Exercise directions = Search the data below for "License"; list each line that holds it.

Stored items from a collection

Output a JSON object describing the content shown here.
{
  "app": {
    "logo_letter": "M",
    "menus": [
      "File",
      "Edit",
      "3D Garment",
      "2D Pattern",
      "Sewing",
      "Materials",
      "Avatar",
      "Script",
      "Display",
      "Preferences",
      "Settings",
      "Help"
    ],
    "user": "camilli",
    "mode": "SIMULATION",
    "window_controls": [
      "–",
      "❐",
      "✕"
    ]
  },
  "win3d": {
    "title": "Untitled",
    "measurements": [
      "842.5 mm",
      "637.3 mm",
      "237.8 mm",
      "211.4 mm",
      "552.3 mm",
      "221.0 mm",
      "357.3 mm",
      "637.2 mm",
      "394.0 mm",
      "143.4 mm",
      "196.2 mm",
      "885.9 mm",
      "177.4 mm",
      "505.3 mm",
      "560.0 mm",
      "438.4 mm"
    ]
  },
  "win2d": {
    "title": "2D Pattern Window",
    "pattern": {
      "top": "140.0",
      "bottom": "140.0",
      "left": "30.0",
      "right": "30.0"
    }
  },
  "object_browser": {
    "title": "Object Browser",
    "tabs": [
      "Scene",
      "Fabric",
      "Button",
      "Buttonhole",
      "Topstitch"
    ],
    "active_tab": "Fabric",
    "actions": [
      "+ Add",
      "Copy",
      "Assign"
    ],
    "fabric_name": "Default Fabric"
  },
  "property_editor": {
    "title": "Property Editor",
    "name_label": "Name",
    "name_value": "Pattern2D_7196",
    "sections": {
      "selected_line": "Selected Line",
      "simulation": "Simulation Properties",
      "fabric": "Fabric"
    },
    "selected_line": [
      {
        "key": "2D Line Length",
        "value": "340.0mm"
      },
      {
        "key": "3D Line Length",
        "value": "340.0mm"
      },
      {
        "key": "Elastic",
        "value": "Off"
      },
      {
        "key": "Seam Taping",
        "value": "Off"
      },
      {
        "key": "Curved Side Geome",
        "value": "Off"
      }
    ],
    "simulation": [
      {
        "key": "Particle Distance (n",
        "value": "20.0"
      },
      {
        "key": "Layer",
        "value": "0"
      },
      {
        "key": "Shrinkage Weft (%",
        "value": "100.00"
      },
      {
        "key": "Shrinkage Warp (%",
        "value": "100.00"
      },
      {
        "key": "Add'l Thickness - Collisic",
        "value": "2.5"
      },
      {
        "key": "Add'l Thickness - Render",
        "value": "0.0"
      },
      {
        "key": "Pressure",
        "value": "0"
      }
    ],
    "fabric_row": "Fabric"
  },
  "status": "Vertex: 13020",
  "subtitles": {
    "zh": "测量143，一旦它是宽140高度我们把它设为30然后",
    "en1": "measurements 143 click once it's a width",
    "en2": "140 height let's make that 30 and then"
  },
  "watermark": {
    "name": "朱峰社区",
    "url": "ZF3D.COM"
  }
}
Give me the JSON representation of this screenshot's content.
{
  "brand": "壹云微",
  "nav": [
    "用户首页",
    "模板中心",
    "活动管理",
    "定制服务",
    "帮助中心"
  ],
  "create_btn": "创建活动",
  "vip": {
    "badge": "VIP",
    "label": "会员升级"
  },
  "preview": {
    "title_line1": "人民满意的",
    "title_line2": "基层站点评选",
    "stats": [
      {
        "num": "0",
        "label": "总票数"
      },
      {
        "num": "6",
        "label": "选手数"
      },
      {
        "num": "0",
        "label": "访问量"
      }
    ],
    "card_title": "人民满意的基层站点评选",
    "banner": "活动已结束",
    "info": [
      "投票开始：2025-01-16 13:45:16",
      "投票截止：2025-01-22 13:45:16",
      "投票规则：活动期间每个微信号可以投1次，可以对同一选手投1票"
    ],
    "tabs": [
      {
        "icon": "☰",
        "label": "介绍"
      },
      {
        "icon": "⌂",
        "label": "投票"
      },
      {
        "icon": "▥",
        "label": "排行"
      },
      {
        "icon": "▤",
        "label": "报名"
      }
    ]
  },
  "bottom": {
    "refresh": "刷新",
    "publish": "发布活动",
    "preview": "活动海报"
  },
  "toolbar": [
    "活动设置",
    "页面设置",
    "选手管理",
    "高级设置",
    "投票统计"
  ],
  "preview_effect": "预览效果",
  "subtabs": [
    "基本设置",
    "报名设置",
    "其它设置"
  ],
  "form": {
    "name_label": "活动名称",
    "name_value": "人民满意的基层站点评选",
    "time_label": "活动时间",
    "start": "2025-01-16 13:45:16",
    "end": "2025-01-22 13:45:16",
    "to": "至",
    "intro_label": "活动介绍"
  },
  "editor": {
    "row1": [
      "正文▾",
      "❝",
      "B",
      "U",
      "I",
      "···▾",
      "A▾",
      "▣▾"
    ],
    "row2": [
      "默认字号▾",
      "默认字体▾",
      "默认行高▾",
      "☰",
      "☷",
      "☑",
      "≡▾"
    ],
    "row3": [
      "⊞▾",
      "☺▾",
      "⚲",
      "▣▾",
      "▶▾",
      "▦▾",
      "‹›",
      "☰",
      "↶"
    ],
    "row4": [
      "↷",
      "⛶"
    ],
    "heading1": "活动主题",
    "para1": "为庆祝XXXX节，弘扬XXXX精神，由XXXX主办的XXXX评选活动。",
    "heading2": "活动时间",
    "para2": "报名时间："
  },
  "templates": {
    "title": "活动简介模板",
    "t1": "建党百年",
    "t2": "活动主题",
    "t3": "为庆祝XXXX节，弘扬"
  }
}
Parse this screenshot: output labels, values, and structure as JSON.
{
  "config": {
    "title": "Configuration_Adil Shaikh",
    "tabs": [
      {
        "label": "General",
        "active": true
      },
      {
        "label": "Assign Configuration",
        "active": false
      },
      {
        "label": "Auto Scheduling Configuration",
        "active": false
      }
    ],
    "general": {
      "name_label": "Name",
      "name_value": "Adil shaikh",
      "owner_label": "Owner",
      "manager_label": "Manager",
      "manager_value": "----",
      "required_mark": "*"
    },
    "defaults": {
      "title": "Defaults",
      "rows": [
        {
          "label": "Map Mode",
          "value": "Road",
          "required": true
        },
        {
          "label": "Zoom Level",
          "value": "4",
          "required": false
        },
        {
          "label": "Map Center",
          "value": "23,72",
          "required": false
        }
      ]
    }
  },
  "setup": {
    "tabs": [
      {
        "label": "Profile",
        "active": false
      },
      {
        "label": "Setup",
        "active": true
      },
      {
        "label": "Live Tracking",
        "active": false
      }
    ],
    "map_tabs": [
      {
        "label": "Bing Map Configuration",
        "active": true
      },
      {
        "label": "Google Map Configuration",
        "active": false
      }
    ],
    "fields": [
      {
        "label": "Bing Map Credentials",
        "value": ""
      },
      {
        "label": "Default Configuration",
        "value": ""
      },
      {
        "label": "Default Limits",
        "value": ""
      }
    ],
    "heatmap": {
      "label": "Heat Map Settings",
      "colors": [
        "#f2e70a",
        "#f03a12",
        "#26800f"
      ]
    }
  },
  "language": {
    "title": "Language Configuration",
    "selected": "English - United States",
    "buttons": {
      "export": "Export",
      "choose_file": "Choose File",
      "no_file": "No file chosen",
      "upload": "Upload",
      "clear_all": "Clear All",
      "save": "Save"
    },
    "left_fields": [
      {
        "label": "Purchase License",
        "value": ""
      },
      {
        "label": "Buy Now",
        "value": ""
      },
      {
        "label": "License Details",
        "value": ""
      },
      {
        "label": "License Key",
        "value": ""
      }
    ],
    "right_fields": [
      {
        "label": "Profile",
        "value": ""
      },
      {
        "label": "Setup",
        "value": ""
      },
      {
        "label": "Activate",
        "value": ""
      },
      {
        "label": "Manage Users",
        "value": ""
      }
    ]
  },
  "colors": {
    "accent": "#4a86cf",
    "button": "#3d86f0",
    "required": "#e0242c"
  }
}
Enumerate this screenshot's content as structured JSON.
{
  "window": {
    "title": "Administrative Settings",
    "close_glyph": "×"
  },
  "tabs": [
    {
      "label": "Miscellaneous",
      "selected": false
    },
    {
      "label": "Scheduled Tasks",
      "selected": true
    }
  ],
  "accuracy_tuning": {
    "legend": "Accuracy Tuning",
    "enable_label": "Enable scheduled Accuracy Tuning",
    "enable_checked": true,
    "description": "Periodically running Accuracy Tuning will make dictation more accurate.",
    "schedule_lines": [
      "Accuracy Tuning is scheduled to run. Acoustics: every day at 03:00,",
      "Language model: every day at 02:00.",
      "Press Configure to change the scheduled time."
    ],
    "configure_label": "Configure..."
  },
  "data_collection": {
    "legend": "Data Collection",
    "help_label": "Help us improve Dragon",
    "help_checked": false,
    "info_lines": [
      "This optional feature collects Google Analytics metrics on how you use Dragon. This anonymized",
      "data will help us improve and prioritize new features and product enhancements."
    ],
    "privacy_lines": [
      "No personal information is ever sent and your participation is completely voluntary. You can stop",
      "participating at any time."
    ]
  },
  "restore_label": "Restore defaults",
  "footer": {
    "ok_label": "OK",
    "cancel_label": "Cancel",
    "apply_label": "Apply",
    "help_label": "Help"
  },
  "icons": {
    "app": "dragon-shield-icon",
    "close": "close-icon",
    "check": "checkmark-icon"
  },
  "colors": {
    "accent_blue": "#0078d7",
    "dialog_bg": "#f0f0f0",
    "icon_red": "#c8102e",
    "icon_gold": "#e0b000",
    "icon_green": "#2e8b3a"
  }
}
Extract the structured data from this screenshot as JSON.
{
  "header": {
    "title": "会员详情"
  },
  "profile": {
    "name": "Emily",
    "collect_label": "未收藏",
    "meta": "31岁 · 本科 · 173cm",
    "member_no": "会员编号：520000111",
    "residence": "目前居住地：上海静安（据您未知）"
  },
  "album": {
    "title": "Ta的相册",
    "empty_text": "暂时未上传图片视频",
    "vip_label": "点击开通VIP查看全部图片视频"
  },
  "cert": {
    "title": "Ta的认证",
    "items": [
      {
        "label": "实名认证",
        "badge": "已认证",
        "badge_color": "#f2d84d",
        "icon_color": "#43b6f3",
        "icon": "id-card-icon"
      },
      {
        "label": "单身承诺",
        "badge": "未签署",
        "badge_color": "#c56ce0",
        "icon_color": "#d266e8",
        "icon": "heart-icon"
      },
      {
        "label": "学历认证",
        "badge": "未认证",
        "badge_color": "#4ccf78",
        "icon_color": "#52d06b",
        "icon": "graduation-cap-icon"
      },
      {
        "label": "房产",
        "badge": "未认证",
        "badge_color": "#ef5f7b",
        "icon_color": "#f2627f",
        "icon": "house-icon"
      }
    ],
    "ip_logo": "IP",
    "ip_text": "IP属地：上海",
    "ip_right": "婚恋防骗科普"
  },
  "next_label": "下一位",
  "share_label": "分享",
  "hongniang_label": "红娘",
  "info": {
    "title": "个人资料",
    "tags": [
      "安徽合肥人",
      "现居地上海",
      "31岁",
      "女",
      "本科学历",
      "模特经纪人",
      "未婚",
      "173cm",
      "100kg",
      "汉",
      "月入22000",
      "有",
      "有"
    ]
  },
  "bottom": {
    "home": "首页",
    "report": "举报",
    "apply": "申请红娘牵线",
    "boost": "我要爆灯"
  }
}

Answer below =
        "label": "Purchase License",
        "label": "License Details",
        "label": "License Key",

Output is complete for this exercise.